▸ Short task:
Only the lines from the one containing "OCR this image." through the last line below should be written out, exactly and with both ends kept.

────────────────

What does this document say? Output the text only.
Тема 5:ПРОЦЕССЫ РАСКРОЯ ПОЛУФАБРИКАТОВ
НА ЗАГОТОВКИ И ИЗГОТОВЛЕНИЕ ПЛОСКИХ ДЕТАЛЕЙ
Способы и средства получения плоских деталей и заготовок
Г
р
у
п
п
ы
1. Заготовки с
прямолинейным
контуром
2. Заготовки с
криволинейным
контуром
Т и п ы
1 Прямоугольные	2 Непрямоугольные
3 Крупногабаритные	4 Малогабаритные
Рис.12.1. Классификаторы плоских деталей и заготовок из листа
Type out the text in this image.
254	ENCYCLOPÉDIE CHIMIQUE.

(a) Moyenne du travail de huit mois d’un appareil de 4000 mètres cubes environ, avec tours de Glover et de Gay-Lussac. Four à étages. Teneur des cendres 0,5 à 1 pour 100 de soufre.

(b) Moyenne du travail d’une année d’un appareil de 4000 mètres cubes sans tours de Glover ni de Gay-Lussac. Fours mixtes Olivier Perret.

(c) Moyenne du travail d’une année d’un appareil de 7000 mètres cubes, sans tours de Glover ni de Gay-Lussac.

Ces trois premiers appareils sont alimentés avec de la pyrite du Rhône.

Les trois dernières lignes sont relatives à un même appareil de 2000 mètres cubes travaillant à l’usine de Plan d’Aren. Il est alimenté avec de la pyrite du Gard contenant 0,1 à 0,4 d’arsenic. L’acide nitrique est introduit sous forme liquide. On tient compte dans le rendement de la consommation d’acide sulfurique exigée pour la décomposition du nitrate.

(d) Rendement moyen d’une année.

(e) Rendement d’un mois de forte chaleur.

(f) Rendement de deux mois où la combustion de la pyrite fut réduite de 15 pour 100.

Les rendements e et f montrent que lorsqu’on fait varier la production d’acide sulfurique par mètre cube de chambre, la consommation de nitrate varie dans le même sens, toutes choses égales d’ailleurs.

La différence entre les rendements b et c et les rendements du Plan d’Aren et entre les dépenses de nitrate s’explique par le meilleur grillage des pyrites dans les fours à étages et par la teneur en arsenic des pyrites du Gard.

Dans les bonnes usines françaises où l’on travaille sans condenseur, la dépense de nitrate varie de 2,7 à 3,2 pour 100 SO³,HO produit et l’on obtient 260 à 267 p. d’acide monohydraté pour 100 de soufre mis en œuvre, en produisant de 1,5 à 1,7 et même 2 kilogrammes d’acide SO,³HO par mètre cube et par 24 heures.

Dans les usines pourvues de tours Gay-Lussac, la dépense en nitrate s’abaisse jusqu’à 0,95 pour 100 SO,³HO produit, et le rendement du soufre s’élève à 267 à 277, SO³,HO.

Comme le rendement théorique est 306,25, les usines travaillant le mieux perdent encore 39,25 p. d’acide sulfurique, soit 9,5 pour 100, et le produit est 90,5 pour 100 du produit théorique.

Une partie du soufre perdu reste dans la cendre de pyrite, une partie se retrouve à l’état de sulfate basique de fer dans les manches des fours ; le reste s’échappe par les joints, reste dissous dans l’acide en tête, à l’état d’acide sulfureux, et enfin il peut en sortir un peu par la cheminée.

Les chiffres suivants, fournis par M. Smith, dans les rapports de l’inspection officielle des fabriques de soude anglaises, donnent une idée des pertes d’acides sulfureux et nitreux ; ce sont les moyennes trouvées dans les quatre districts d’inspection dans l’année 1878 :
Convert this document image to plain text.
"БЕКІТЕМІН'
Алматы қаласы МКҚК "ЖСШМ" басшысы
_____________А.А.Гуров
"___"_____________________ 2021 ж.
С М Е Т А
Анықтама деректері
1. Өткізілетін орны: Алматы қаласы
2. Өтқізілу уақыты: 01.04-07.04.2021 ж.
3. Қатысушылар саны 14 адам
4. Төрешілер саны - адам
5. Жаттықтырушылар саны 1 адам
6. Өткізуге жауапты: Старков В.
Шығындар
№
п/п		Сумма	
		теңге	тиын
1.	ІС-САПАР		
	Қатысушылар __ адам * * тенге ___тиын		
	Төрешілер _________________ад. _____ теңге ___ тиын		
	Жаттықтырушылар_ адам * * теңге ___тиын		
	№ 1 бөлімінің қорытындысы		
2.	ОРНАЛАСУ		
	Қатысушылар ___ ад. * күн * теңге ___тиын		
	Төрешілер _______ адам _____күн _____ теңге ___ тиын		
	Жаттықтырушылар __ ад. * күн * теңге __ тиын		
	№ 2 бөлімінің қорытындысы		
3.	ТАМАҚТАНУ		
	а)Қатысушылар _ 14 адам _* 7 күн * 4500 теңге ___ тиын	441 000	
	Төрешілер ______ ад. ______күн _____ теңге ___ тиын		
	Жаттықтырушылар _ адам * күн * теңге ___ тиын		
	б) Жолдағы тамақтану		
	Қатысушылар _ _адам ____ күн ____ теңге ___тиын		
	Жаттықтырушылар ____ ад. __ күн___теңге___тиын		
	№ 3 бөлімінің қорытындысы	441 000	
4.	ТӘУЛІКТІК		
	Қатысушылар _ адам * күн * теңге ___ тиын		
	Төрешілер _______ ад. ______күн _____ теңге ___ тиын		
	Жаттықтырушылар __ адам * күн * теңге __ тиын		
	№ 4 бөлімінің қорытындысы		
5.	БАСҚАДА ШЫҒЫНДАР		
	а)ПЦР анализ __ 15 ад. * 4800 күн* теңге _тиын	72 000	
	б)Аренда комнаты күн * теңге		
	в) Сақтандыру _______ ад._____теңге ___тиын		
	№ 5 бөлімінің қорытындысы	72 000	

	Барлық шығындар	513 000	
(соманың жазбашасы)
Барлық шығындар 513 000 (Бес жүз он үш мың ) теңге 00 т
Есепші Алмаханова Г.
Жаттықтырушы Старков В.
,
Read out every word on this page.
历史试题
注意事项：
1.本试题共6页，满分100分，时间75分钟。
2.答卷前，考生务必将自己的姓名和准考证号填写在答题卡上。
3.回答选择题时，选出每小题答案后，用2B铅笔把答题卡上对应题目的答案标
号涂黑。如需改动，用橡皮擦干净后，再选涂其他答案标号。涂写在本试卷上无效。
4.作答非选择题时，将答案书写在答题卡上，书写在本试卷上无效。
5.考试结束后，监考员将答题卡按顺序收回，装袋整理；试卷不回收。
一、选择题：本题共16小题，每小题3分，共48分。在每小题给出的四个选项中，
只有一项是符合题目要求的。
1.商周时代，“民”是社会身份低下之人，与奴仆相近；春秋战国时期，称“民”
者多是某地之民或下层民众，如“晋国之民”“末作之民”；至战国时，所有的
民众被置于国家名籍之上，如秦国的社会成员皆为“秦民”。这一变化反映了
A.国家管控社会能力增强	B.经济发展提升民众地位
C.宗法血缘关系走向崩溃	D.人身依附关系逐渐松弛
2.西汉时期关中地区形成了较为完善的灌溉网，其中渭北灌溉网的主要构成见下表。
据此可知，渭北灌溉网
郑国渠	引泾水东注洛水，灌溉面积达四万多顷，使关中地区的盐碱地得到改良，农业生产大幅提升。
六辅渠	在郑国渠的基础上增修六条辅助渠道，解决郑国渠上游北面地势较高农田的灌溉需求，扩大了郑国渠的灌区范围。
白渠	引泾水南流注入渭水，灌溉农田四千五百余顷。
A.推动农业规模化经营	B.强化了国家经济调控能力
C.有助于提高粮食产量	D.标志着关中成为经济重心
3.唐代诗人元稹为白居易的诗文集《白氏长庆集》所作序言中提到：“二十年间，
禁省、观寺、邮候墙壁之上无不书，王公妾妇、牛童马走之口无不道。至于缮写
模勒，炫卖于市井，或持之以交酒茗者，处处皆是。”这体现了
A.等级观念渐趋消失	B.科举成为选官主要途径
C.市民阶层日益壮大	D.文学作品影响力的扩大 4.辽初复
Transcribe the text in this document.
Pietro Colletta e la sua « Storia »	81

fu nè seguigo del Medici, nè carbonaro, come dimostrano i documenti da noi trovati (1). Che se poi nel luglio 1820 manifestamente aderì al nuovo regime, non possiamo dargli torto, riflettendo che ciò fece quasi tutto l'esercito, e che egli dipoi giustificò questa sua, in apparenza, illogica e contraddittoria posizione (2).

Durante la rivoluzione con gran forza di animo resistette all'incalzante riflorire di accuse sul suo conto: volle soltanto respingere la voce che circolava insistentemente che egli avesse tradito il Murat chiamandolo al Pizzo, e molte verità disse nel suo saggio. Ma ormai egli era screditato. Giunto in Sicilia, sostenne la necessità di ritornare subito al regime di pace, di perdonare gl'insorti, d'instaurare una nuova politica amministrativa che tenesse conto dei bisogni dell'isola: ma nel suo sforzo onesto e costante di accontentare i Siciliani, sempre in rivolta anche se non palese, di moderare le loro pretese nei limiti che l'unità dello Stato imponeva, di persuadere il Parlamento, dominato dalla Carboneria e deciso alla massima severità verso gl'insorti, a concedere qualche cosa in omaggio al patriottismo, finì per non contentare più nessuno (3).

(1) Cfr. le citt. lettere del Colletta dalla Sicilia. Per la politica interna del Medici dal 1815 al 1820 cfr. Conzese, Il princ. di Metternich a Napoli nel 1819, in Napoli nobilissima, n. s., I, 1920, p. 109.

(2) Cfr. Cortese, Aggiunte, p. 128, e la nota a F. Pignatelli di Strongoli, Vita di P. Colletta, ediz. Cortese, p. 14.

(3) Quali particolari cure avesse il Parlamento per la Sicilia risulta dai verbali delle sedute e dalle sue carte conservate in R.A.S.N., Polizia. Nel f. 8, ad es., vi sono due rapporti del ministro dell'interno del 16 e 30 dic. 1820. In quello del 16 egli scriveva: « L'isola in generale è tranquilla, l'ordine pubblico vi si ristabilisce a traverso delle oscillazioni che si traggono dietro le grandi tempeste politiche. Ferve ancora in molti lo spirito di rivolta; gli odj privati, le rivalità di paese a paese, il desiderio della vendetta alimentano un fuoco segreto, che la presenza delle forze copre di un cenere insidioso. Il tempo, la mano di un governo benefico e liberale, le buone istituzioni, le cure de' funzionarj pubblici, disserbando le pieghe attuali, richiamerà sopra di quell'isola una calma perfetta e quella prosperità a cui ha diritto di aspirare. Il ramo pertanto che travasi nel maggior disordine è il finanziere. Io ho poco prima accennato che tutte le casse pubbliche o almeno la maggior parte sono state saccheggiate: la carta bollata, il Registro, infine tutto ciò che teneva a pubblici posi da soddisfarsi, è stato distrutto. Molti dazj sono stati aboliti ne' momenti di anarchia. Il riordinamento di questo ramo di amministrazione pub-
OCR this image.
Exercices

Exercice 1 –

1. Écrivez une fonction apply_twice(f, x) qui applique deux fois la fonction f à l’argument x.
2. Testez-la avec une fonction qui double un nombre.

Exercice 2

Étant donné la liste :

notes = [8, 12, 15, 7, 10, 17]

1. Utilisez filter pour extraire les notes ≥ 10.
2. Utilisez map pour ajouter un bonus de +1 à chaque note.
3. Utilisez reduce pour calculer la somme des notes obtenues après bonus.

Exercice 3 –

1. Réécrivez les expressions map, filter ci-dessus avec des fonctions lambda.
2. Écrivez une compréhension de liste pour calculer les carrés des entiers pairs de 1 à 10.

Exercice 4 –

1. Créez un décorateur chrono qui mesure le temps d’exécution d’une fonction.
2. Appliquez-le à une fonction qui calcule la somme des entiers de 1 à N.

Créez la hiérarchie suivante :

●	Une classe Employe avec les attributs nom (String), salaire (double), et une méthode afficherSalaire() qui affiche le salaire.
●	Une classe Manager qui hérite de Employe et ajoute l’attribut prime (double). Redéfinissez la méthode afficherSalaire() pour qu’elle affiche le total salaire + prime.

────────────────

▸ Exercise output:
OCR this image.
Exercices

Exercice 1 –

1. Écrivez une fonction apply_twice(f, x) qui applique deux fois la fonction f à l’argument x.
2. Testez-la avec une fonction qui double un nombre.

Exercice 2

Étant donné la liste :

notes = [8, 12, 15, 7, 10, 17]

1. Utilisez filter pour extraire les notes ≥ 10.
2. Utilisez map pour ajouter un bonus de +1 à chaque note.
3. Utilisez reduce pour calculer la somme des notes obtenues après bonus.

Exercice 3 –

1. Réécrivez les expressions map, filter ci-dessus avec des fonctions lambda.
2. Écrivez une compréhension de liste pour calculer les carrés des entiers pairs de 1 à 10.

Exercice 4 –

1. Créez un décorateur chrono qui mesure le temps d’exécution d’une fonction.
2. Appliquez-le à une fonction qui calcule la somme des entiers de 1 à N.

Créez la hiérarchie suivante :

●	Une classe Employe avec les attributs nom (String), salaire (double), et une méthode afficherSalaire() qui affiche le salaire.
●	Une classe Manager qui hérite de Employe et ajoute l’attribut prime (double). Redéfinissez la méthode afficherSalaire() pour qu’elle affiche le total salaire + prime.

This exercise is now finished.